Extracted data entries
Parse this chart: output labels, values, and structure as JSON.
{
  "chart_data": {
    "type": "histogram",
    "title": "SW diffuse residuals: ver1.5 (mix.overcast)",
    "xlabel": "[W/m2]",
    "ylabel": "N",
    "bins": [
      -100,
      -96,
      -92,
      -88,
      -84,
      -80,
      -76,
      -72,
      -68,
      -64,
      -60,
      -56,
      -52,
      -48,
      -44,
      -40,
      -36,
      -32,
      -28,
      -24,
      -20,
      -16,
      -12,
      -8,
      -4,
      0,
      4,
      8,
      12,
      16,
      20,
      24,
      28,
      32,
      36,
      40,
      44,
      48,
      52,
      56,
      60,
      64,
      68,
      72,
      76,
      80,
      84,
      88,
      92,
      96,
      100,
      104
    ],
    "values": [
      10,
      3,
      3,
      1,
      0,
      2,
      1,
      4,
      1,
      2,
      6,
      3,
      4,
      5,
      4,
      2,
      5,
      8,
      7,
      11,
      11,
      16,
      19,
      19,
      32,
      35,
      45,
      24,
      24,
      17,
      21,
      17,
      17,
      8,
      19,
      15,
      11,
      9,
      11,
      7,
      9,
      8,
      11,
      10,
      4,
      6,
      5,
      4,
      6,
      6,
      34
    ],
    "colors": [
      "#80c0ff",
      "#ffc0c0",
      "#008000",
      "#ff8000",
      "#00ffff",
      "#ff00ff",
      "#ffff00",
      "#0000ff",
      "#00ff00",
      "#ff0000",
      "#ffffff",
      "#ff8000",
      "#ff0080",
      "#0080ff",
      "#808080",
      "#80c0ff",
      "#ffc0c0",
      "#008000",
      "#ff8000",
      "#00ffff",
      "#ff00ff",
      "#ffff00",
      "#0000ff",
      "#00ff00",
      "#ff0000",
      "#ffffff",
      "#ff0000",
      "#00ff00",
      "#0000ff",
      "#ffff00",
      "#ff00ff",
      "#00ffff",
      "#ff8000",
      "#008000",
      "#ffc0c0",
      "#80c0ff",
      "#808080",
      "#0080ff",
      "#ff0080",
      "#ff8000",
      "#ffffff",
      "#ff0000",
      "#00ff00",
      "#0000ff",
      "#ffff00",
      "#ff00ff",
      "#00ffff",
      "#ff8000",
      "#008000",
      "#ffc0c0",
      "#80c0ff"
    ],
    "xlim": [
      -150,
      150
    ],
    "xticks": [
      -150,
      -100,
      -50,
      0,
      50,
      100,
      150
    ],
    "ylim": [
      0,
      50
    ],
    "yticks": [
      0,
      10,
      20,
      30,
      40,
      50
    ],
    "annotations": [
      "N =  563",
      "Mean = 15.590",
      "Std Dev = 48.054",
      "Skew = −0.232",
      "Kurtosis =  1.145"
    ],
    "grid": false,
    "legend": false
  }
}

What is expected:
Lines holding the word "values" in the entries above are the ones to pull out. Copy them all.

Solution to the exercise:
Parse this chart: output labels, values, and structure as JSON.
    "values": [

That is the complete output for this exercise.